Please reproduce every record, keeping each one exactly as written.

Entries:
╭──

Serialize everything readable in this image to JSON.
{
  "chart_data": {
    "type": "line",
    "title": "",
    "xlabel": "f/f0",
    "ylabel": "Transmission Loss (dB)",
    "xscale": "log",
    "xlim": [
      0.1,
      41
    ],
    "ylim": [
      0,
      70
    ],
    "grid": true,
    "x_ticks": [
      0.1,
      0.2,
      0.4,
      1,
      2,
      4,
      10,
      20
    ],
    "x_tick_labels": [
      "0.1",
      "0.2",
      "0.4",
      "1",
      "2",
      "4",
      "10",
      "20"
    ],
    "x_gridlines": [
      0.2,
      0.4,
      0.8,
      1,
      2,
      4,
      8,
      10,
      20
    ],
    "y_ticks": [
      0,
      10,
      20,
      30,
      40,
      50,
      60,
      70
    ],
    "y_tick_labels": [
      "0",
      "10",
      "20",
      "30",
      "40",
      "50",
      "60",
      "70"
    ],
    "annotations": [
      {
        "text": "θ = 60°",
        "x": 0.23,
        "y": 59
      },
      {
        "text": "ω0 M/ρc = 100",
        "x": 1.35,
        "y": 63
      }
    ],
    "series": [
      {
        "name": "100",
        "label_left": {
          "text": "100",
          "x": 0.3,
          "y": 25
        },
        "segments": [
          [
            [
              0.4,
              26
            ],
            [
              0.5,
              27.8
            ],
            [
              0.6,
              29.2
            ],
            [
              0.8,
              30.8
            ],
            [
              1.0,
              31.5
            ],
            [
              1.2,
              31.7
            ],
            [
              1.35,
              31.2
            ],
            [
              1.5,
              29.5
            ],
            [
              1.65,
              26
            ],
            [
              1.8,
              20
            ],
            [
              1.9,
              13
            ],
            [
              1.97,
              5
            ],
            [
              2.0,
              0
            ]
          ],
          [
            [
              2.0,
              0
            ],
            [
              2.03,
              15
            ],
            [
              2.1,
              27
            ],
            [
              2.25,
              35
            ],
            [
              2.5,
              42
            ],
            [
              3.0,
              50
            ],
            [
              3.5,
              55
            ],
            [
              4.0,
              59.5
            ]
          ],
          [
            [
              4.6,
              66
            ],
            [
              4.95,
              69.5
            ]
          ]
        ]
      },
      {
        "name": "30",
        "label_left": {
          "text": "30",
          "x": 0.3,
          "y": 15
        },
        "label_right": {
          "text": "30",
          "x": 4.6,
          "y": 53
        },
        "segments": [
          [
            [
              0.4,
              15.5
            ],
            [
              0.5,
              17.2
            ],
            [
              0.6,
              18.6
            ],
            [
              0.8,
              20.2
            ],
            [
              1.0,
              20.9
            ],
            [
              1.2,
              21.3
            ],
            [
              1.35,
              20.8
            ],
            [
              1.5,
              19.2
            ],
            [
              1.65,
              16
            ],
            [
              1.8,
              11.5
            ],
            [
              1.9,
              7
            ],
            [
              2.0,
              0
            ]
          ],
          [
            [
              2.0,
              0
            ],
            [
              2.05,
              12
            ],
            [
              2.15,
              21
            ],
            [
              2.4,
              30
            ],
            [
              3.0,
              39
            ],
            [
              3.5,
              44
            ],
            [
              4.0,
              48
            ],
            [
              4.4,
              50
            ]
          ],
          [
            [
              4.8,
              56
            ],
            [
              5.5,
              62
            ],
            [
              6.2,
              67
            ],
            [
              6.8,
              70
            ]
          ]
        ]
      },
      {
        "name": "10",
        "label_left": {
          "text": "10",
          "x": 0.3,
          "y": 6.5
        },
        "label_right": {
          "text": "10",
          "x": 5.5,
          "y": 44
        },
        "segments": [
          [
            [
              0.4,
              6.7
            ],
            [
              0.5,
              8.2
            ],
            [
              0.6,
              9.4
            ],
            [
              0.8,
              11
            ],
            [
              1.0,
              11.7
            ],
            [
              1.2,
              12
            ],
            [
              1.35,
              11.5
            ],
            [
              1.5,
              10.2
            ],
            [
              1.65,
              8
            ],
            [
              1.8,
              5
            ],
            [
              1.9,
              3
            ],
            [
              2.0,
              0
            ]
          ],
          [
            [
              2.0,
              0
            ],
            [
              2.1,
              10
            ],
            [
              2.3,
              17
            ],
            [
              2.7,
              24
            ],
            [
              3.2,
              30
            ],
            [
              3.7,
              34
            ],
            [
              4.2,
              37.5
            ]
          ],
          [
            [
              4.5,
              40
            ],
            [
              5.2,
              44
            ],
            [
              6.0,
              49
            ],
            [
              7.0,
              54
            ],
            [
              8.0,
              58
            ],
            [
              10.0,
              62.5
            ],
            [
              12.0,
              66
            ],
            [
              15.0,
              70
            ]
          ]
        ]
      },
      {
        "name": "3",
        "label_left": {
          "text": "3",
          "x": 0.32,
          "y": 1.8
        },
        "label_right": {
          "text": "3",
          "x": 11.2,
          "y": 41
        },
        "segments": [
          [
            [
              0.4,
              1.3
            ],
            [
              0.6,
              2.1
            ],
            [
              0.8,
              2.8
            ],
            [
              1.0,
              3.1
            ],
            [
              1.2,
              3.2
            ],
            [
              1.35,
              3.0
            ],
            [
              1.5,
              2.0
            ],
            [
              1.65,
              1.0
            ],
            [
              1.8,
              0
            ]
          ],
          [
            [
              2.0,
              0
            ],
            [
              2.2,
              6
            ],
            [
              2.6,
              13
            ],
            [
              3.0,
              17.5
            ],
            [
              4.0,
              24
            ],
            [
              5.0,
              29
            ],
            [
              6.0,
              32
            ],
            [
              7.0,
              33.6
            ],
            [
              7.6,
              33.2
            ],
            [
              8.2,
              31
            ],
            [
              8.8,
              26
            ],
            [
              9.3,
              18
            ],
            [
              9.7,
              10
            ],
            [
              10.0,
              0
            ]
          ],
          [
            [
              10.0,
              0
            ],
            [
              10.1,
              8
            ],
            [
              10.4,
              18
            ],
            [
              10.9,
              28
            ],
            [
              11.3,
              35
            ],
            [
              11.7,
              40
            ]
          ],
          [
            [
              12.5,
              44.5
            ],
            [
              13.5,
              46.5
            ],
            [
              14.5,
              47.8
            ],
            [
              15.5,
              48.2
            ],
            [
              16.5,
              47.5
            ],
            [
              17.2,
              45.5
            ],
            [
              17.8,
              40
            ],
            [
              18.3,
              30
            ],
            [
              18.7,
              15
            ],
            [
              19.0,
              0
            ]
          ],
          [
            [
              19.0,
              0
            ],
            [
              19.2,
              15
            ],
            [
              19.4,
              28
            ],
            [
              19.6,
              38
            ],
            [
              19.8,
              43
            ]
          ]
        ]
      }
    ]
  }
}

╰──

The result:
Serialize everything readable in this image to JSON.
{
  "chart_data": {
    "type": "line",
    "title": "",
    "xlabel": "f/f0",
    "ylabel": "Transmission Loss (dB)",
    "xscale": "log",
    "xlim": [
      0.1,
      41
    ],
    "ylim": [
      0,
      70
    ],
    "grid": true,
    "x_ticks": [
      0.1,
      0.2,
      0.4,
      1,
      2,
      4,
      10,
      20
    ],
    "x_tick_labels": [
      "0.1",
      "0.2",
      "0.4",
      "1",
      "2",
      "4",
      "10",
      "20"
    ],
    "x_gridlines": [
      0.2,
      0.4,
      0.8,
      1,
      2,
      4,
      8,
      10,
      20
    ],
    "y_ticks": [
      0,
      10,
      20,
      30,
      40,
      50,
      60,
      70
    ],
    "y_tick_labels": [
      "0",
      "10",
      "20",
      "30",
      "40",
      "50",
      "60",
      "70"
    ],
    "annotations": [
      {
        "text": "θ = 60°",
        "x": 0.23,
        "y": 59
      },
      {
        "text": "ω0 M/ρc = 100",
        "x": 1.35,
        "y": 63
      }
    ],
    "series": [
      {
        "name": "100",
        "label_left": {
          "text": "100",
          "x": 0.3,
          "y": 25
        },
        "segments": [
          [
            [
              0.4,
              26
            ],
            [
              0.5,
              27.8
            ],
            [
              0.6,
              29.2
            ],
            [
              0.8,
              30.8
            ],
            [
              1.0,
              31.5
            ],
            [
              1.2,
              31.7
            ],
            [
              1.35,
              31.2
            ],
            [
              1.5,
              29.5
            ],
            [
              1.65,
              26
            ],
            [
              1.8,
              20
            ],
            [
              1.9,
              13
            ],
            [
              1.97,
              5
            ],
            [
              2.0,
              0
            ]
          ],
          [
            [
              2.0,
              0
            ],
            [
              2.03,
              15
            ],
            [
              2.1,
              27
            ],
            [
              2.25,
              35
            ],
            [
              2.5,
              42
            ],
            [
              3.0,
              50
            ],
            [
              3.5,
              55
            ],
            [
              4.0,
              59.5
            ]
          ],
          [
            [
              4.6,
              66
            ],
            [
              4.95,
              69.5
            ]
          ]
        ]
      },
      {
        "name": "30",
        "label_left": {
          "text": "30",
          "x": 0.3,
          "y": 15
        },
        "label_right": {
          "text": "30",
          "x": 4.6,
          "y": 53
        },
        "segments": [
          [
            [
              0.4,
              15.5
            ],
            [
              0.5,
              17.2
            ],
            [
              0.6,
              18.6
            ],
            [
              0.8,
              20.2
            ],
            [
              1.0,
              20.9
            ],
            [
              1.2,
              21.3
            ],
            [
              1.35,
              20.8
            ],
            [
              1.5,
              19.2
            ],
            [
              1.65,
              16
            ],
            [
              1.8,
              11.5
            ],
            [
              1.9,
              7
            ],
            [
              2.0,
              0
            ]
          ],
          [
            [
              2.0,
              0
            ],
            [
              2.05,
              12
            ],
            [
              2.15,
              21
            ],
            [
              2.4,
              30
            ],
            [
              3.0,
              39
            ],
            [
              3.5,
              44
            ],
            [
              4.0,
              48
            ],
            [
              4.4,
              50
            ]
          ],
          [
            [
              4.8,
              56
            ],
            [
              5.5,
              62
            ],
            [
              6.2,
              67
            ],
            [
              6.8,
              70
            ]
          ]
        ]
      },
      {
        "name": "10",
        "label_left": {
          "text": "10",
          "x": 0.3,
          "y": 6.5
        },
        "label_right": {
          "text": "10",
          "x": 5.5,
          "y": 44
        },
        "segments": [
          [
            [
              0.4,
              6.7
            ],
            [
              0.5,
              8.2
            ],
            [
              0.6,
              9.4
            ],
            [
              0.8,
              11
            ],
            [
              1.0,
              11.7
            ],
            [
              1.2,
              12
            ],
            [
              1.35,
              11.5
            ],
            [
              1.5,
              10.2
            ],
            [
              1.65,
              8
            ],
            [
              1.8,
              5
            ],
            [
              1.9,
              3
            ],
            [
              2.0,
              0
            ]
          ],
          [
            [
              2.0,
              0
            ],
            [
              2.1,
              10
            ],
            [
              2.3,
              17
            ],
            [
              2.7,
              24
            ],
            [
              3.2,
              30
            ],
            [
              3.7,
              34
            ],
            [
              4.2,
              37.5
            ]
          ],
          [
            [
              4.5,
              40
            ],
            [
              5.2,
              44
            ],
            [
              6.0,
              49
            ],
            [
              7.0,
              54
            ],
            [
              8.0,
              58
            ],
            [
              10.0,
              62.5
            ],
            [
              12.0,
              66
            ],
            [
              15.0,
              70
            ]
          ]
        ]
      },
      {
        "name": "3",
        "label_left": {
          "text": "3",
          "x": 0.32,
          "y": 1.8
        },
        "label_right": {
          "text": "3",
          "x": 11.2,
          "y": 41
        },
        "segments": [
          [
            [
              0.4,
              1.3
            ],
            [
              0.6,
              2.1
            ],
            [
              0.8,
              2.8
            ],
            [
              1.0,
              3.1
            ],
            [
              1.2,
              3.2
            ],
            [
              1.35,
              3.0
            ],
            [
              1.5,
              2.0
            ],
            [
              1.65,
              1.0
            ],
            [
              1.8,
              0
            ]
          ],
          [
            [
              2.0,
              0
            ],
            [
              2.2,
              6
            ],
            [
              2.6,
              13
            ],
            [
              3.0,
              17.5
            ],
            [
              4.0,
              24
            ],
            [
              5.0,
              29
            ],
            [
              6.0,
              32
            ],
            [
              7.0,
              33.6
            ],
            [
              7.6,
              33.2
            ],
            [
              8.2,
              31
            ],
            [
              8.8,
              26
            ],
            [
              9.3,
              18
            ],
            [
              9.7,
              10
            ],
            [
              10.0,
              0
            ]
          ],
          [
            [
              10.0,
              0
            ],
            [
              10.1,
              8
            ],
            [
              10.4,
              18
            ],
            [
              10.9,
              28
            ],
            [
              11.3,
              35
            ],
            [
              11.7,
              40
            ]
          ],
          [
            [
              12.5,
              44.5
            ],
            [
              13.5,
              46.5
            ],
            [
              14.5,
              47.8
            ],
            [
              15.5,
              48.2
            ],
            [
              16.5,
              47.5
            ],
            [
              17.2,
              45.5
            ],
            [
              17.8,
              40
            ],
            [
              18.3,
              30
            ],
            [
              18.7,
              15
            ],
            [
              19.0,
              0
            ]
          ],
          [
            [
              19.0,
              0
            ],
            [
              19.2,
              15
            ],
            [
              19.4,
              28
            ],
            [
              19.6,
              38
            ],
            [
              19.8,
              43
            ]
          ]
        ]
      }
    ]
  }
}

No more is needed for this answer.